**** Information given ****
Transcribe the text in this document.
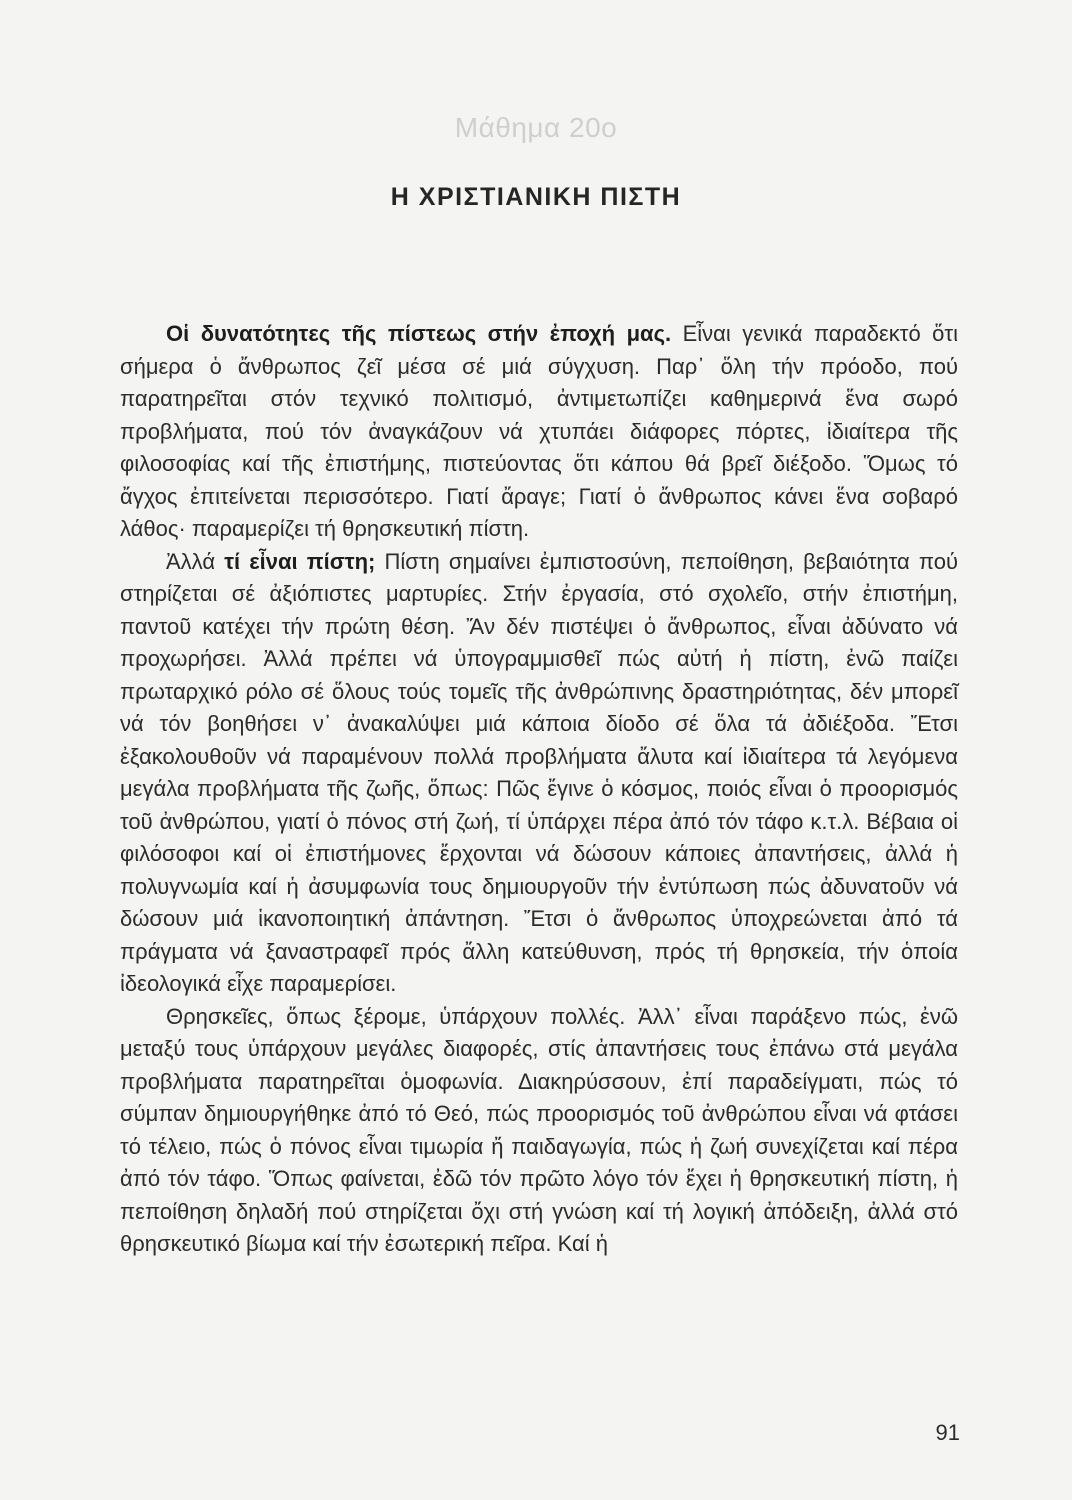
Μάθημα 20ο
Η ΧΡΙΣΤΙΑΝΙΚΗ ΠΙΣΤΗ

Οἱ δυνατότητες τῆς πίστεως στήν ἐποχή μας. Εἶναι γενικά παραδεκτό ὅτι σήμερα ὁ ἄνθρωπος ζεῖ μέσα σέ μιά σύγχυση. Παρ᾽ ὅλη τήν πρόοδο, πού παρατηρεῖται στόν τεχνικό πολιτισμό, ἀντιμετωπίζει καθημερινά ἕνα σωρό προβλήματα, πού τόν ἀναγκάζουν νά χτυπάει διάφορες πόρτες, ἰδιαίτερα τῆς φιλοσοφίας καί τῆς ἐπιστήμης, πιστεύοντας ὅτι κάπου θά βρεῖ διέξοδο. Ὅμως τό ἄγχος ἐπιτείνεται περισσότερο. Γιατί ἄραγε; Γιατί ὁ ἄνθρωπος κάνει ἕνα σοβαρό λάθος· παραμερίζει τή θρησκευτική πίστη.

Ἀλλά τί εἶναι πίστη; Πίστη σημαίνει ἐμπιστοσύνη, πεποίθηση, βεβαιότητα πού στηρίζεται σέ ἀξιόπιστες μαρτυρίες. Στήν ἐργασία, στό σχολεῖο, στήν ἐπιστήμη, παντοῦ κατέχει τήν πρώτη θέση. Ἄν δέν πιστέψει ὁ ἄνθρωπος, εἶναι ἀδύνατο νά προχωρήσει. Ἀλλά πρέπει νά ὑπογραμμισθεῖ πώς αὐτή ἡ πίστη, ἐνῶ παίζει πρωταρχικό ρόλο σέ ὅλους τούς τομεῖς τῆς ἀνθρώπινης δραστηριότητας, δέν μπορεῖ νά τόν βοηθήσει ν᾽ ἀνακαλύψει μιά κάποια δίοδο σέ ὅλα τά ἀδιέξοδα. Ἔτσι ἐξακολουθοῦν νά παραμένουν πολλά προβλήματα ἄλυτα καί ἰδιαίτερα τά λεγόμενα μεγάλα προβλήματα τῆς ζωῆς, ὅπως: Πῶς ἔγινε ὁ κόσμος, ποιός εἶναι ὁ προορισμός τοῦ ἀνθρώπου, γιατί ὁ πόνος στή ζωή, τί ὑπάρχει πέρα ἀπό τόν τάφο κ.τ.λ. Βέβαια οἱ φιλόσοφοι καί οἱ ἐπιστήμονες ἔρχονται νά δώσουν κάποιες ἀπαντήσεις, ἀλλά ἡ πολυγνωμία καί ἡ ἀσυμφωνία τους δημιουργοῦν τήν ἐντύπωση πώς ἀδυνατοῦν νά δώσουν μιά ἱκανοποιητική ἀπάντηση. Ἔτσι ὁ ἄνθρωπος ὑποχρεώνεται ἀπό τά πράγματα νά ξαναστραφεῖ πρός ἄλλη κατεύθυνση, πρός τή θρησκεία, τήν ὁποία ἰδεολογικά εἶχε παραμερίσει.

Θρησκεῖες, ὅπως ξέρομε, ὑπάρχουν πολλές. Ἀλλ᾽ εἶναι παράξενο πώς, ἐνῶ μεταξύ τους ὑπάρχουν μεγάλες διαφορές, στίς ἀπαντήσεις τους ἐπάνω στά μεγάλα προβλήματα παρατηρεῖται ὁμοφωνία. Διακηρύσσουν, ἐπί παραδείγματι, πώς τό σύμπαν δημιουργήθηκε ἀπό τό Θεό, πώς προορισμός τοῦ ἀνθρώπου εἶναι νά φτάσει τό τέλειο, πώς ὁ πόνος εἶναι τιμωρία ἤ παιδαγωγία, πώς ἡ ζωή συνεχίζεται καί πέρα ἀπό τόν τάφο. Ὅπως φαίνεται, ἐδῶ τόν πρῶτο λόγο τόν ἔχει ἡ θρησκευτική πίστη, ἡ πεποίθηση δηλαδή πού στηρίζεται ὄχι στή γνώση καί τή λογική ἀπόδειξη, ἀλλά στό θρησκευτικό βίωμα καί τήν ἐσωτερική πεῖρα. Καί ἡ

91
****
Exercise description:
Copy every record character for character. Skip the pictures.

Task output:
Transcribe the text in this document.
Μάθημα 20ο
Η ΧΡΙΣΤΙΑΝΙΚΗ ΠΙΣΤΗ

Οἱ δυνατότητες τῆς πίστεως στήν ἐποχή μας. Εἶναι γενικά παραδεκτό ὅτι σήμερα ὁ ἄνθρωπος ζεῖ μέσα σέ μιά σύγχυση. Παρ᾽ ὅλη τήν πρόοδο, πού παρατηρεῖται στόν τεχνικό πολιτισμό, ἀντιμετωπίζει καθημερινά ἕνα σωρό προβλήματα, πού τόν ἀναγκάζουν νά χτυπάει διάφορες πόρτες, ἰδιαίτερα τῆς φιλοσοφίας καί τῆς ἐπιστήμης, πιστεύοντας ὅτι κάπου θά βρεῖ διέξοδο. Ὅμως τό ἄγχος ἐπιτείνεται περισσότερο. Γιατί ἄραγε; Γιατί ὁ ἄνθρωπος κάνει ἕνα σοβαρό λάθος· παραμερίζει τή θρησκευτική πίστη.

Ἀλλά τί εἶναι πίστη; Πίστη σημαίνει ἐμπιστοσύνη, πεποίθηση, βεβαιότητα πού στηρίζεται σέ ἀξιόπιστες μαρτυρίες. Στήν ἐργασία, στό σχολεῖο, στήν ἐπιστήμη, παντοῦ κατέχει τήν πρώτη θέση. Ἄν δέν πιστέψει ὁ ἄνθρωπος, εἶναι ἀδύνατο νά προχωρήσει. Ἀλλά πρέπει νά ὑπογραμμισθεῖ πώς αὐτή ἡ πίστη, ἐνῶ παίζει πρωταρχικό ρόλο σέ ὅλους τούς τομεῖς τῆς ἀνθρώπινης δραστηριότητας, δέν μπορεῖ νά τόν βοηθήσει ν᾽ ἀνακαλύψει μιά κάποια δίοδο σέ ὅλα τά ἀδιέξοδα. Ἔτσι ἐξακολουθοῦν νά παραμένουν πολλά προβλήματα ἄλυτα καί ἰδιαίτερα τά λεγόμενα μεγάλα προβλήματα τῆς ζωῆς, ὅπως: Πῶς ἔγινε ὁ κόσμος, ποιός εἶναι ὁ προορισμός τοῦ ἀνθρώπου, γιατί ὁ πόνος στή ζωή, τί ὑπάρχει πέρα ἀπό τόν τάφο κ.τ.λ. Βέβαια οἱ φιλόσοφοι καί οἱ ἐπιστήμονες ἔρχονται νά δώσουν κάποιες ἀπαντήσεις, ἀλλά ἡ πολυγνωμία καί ἡ ἀσυμφωνία τους δημιουργοῦν τήν ἐντύπωση πώς ἀδυνατοῦν νά δώσουν μιά ἱκανοποιητική ἀπάντηση. Ἔτσι ὁ ἄνθρωπος ὑποχρεώνεται ἀπό τά πράγματα νά ξαναστραφεῖ πρός ἄλλη κατεύθυνση, πρός τή θρησκεία, τήν ὁποία ἰδεολογικά εἶχε παραμερίσει.

Θρησκεῖες, ὅπως ξέρομε, ὑπάρχουν πολλές. Ἀλλ᾽ εἶναι παράξενο πώς, ἐνῶ μεταξύ τους ὑπάρχουν μεγάλες διαφορές, στίς ἀπαντήσεις τους ἐπάνω στά μεγάλα προβλήματα παρατηρεῖται ὁμοφωνία. Διακηρύσσουν, ἐπί παραδείγματι, πώς τό σύμπαν δημιουργήθηκε ἀπό τό Θεό, πώς προορισμός τοῦ ἀνθρώπου εἶναι νά φτάσει τό τέλειο, πώς ὁ πόνος εἶναι τιμωρία ἤ παιδαγωγία, πώς ἡ ζωή συνεχίζεται καί πέρα ἀπό τόν τάφο. Ὅπως φαίνεται, ἐδῶ τόν πρῶτο λόγο τόν ἔχει ἡ θρησκευτική πίστη, ἡ πεποίθηση δηλαδή πού στηρίζεται ὄχι στή γνώση καί τή λογική ἀπόδειξη, ἀλλά στό θρησκευτικό βίωμα καί τήν ἐσωτερική πεῖρα. Καί ἡ

91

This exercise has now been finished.